(Data extracted from a collection)
+---+
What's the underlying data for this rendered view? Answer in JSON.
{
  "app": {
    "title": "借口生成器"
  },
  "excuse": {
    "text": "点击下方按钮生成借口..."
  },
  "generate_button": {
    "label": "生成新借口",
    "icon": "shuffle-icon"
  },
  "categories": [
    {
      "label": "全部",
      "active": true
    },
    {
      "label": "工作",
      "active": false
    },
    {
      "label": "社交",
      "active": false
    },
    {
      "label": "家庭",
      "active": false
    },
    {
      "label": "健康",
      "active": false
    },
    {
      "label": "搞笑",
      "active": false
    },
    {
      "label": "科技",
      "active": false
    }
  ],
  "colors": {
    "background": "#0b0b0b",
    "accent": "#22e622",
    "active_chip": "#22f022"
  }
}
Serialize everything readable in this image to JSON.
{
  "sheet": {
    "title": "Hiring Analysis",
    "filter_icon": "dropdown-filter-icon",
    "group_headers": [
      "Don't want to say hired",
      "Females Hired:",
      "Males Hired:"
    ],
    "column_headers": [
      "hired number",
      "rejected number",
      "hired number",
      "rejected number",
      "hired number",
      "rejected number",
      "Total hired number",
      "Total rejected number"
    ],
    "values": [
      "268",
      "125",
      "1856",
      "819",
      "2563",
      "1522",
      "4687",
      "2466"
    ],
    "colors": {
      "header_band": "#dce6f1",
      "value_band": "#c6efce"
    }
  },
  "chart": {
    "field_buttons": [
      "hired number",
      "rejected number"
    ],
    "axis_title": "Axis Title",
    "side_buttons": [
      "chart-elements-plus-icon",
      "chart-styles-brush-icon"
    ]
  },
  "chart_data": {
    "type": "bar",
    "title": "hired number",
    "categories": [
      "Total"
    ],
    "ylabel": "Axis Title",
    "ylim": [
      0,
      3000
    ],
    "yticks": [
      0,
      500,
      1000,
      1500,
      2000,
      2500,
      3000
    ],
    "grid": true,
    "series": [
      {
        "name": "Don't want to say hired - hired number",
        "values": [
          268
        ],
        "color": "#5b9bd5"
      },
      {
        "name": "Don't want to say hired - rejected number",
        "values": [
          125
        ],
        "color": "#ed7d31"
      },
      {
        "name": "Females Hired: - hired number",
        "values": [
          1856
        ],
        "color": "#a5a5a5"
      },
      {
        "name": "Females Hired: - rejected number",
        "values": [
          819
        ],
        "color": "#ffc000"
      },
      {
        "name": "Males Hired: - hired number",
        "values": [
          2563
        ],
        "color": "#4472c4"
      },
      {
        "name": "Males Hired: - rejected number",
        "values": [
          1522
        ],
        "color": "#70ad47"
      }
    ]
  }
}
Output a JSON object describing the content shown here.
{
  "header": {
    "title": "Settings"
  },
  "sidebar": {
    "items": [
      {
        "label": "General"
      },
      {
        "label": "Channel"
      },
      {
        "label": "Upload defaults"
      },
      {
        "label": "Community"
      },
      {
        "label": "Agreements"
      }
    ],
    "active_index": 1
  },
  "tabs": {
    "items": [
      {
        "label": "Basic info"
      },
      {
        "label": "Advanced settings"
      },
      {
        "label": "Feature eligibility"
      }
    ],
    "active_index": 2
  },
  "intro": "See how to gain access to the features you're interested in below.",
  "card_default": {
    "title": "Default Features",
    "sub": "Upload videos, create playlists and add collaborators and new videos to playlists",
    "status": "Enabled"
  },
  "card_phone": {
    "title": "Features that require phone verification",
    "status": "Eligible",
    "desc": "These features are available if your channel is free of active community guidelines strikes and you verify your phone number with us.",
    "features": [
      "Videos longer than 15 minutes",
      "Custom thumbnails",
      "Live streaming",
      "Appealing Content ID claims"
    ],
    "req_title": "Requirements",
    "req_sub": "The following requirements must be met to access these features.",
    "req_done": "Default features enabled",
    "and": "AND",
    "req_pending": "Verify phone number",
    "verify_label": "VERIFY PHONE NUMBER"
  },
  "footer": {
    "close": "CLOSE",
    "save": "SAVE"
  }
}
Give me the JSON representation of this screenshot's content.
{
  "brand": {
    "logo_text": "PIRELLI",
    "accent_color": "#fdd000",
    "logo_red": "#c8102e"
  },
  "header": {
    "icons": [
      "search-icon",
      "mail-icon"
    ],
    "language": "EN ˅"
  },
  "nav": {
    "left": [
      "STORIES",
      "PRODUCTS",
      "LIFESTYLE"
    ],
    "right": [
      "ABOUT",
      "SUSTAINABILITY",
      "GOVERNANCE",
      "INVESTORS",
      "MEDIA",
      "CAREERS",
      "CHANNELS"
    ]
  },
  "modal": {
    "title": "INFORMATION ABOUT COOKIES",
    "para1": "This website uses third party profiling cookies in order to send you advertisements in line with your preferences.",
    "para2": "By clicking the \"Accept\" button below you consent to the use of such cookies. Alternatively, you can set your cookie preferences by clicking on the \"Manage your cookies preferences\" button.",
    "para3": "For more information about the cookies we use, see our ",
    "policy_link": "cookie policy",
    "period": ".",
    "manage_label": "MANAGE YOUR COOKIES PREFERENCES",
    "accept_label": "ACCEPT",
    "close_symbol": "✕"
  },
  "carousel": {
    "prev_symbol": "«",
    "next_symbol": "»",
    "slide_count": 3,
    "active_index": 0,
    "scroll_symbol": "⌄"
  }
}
+---+
Go through the records above and retype each one exactly.

• [FINISHED EXERCISE]:
What's the underlying data for this rendered view? Answer in JSON.
{
  "app": {
    "title": "借口生成器"
  },
  "excuse": {
    "text": "点击下方按钮生成借口..."
  },
  "generate_button": {
    "label": "生成新借口",
    "icon": "shuffle-icon"
  },
  "categories": [
    {
      "label": "全部",
      "active": true
    },
    {
      "label": "工作",
      "active": false
    },
    {
      "label": "社交",
      "active": false
    },
    {
      "label": "家庭",
      "active": false
    },
    {
      "label": "健康",
      "active": false
    },
    {
      "label": "搞笑",
      "active": false
    },
    {
      "label": "科技",
      "active": false
    }
  ],
  "colors": {
    "background": "#0b0b0b",
    "accent": "#22e622",
    "active_chip": "#22f022"
  }
}
Serialize everything readable in this image to JSON.
{
  "sheet": {
    "title": "Hiring Analysis",
    "filter_icon": "dropdown-filter-icon",
    "group_headers": [
      "Don't want to say hired",
      "Females Hired:",
      "Males Hired:"
    ],
    "column_headers": [
      "hired number",
      "rejected number",
      "hired number",
      "rejected number",
      "hired number",
      "rejected number",
      "Total hired number",
      "Total rejected number"
    ],
    "values": [
      "268",
      "125",
      "1856",
      "819",
      "2563",
      "1522",
      "4687",
      "2466"
    ],
    "colors": {
      "header_band": "#dce6f1",
      "value_band": "#c6efce"
    }
  },
  "chart": {
    "field_buttons": [
      "hired number",
      "rejected number"
    ],
    "axis_title": "Axis Title",
    "side_buttons": [
      "chart-elements-plus-icon",
      "chart-styles-brush-icon"
    ]
  },
  "chart_data": {
    "type": "bar",
    "title": "hired number",
    "categories": [
      "Total"
    ],
    "ylabel": "Axis Title",
    "ylim": [
      0,
      3000
    ],
    "yticks": [
      0,
      500,
      1000,
      1500,
      2000,
      2500,
      3000
    ],
    "grid": true,
    "series": [
      {
        "name": "Don't want to say hired - hired number",
        "values": [
          268
        ],
        "color": "#5b9bd5"
      },
      {
        "name": "Don't want to say hired - rejected number",
        "values": [
          125
        ],
        "color": "#ed7d31"
      },
      {
        "name": "Females Hired: - hired number",
        "values": [
          1856
        ],
        "color": "#a5a5a5"
      },
      {
        "name": "Females Hired: - rejected number",
        "values": [
          819
        ],
        "color": "#ffc000"
      },
      {
        "name": "Males Hired: - hired number",
        "values": [
          2563
        ],
        "color": "#4472c4"
      },
      {
        "name": "Males Hired: - rejected number",
        "values": [
          1522
        ],
        "color": "#70ad47"
      }
    ]
  }
}
Output a JSON object describing the content shown here.
{
  "header": {
    "title": "Settings"
  },
  "sidebar": {
    "items": [
      {
        "label": "General"
      },
      {
        "label": "Channel"
      },
      {
        "label": "Upload defaults"
      },
      {
        "label": "Community"
      },
      {
        "label": "Agreements"
      }
    ],
    "active_index": 1
  },
  "tabs": {
    "items": [
      {
        "label": "Basic info"
      },
      {
        "label": "Advanced settings"
      },
      {
        "label": "Feature eligibility"
      }
    ],
    "active_index": 2
  },
  "intro": "See how to gain access to the features you're interested in below.",
  "card_default": {
    "title": "Default Features",
    "sub": "Upload videos, create playlists and add collaborators and new videos to playlists",
    "status": "Enabled"
  },
  "card_phone": {
    "title": "Features that require phone verification",
    "status": "Eligible",
    "desc": "These features are available if your channel is free of active community guidelines strikes and you verify your phone number with us.",
    "features": [
      "Videos longer than 15 minutes",
      "Custom thumbnails",
      "Live streaming",
      "Appealing Content ID claims"
    ],
    "req_title": "Requirements",
    "req_sub": "The following requirements must be met to access these features.",
    "req_done": "Default features enabled",
    "and": "AND",
    "req_pending": "Verify phone number",
    "verify_label": "VERIFY PHONE NUMBER"
  },
  "footer": {
    "close": "CLOSE",
    "save": "SAVE"
  }
}
Give me the JSON representation of this screenshot's content.
{
  "brand": {
    "logo_text": "PIRELLI",
    "accent_color": "#fdd000",
    "logo_red": "#c8102e"
  },
  "header": {
    "icons": [
      "search-icon",
      "mail-icon"
    ],
    "language": "EN ˅"
  },
  "nav": {
    "left": [
      "STORIES",
      "PRODUCTS",
      "LIFESTYLE"
    ],
    "right": [
      "ABOUT",
      "SUSTAINABILITY",
      "GOVERNANCE",
      "INVESTORS",
      "MEDIA",
      "CAREERS",
      "CHANNELS"
    ]
  },
  "modal": {
    "title": "INFORMATION ABOUT COOKIES",
    "para1": "This website uses third party profiling cookies in order to send you advertisements in line with your preferences.",
    "para2": "By clicking the \"Accept\" button below you consent to the use of such cookies. Alternatively, you can set your cookie preferences by clicking on the \"Manage your cookies preferences\" button.",
    "para3": "For more information about the cookies we use, see our ",
    "policy_link": "cookie policy",
    "period": ".",
    "manage_label": "MANAGE YOUR COOKIES PREFERENCES",
    "accept_label": "ACCEPT",
    "close_symbol": "✕"
  },
  "carousel": {
    "prev_symbol": "«",
    "next_symbol": "»",
    "slide_count": 3,
    "active_index": 0,
    "scroll_symbol": "⌄"
  }
}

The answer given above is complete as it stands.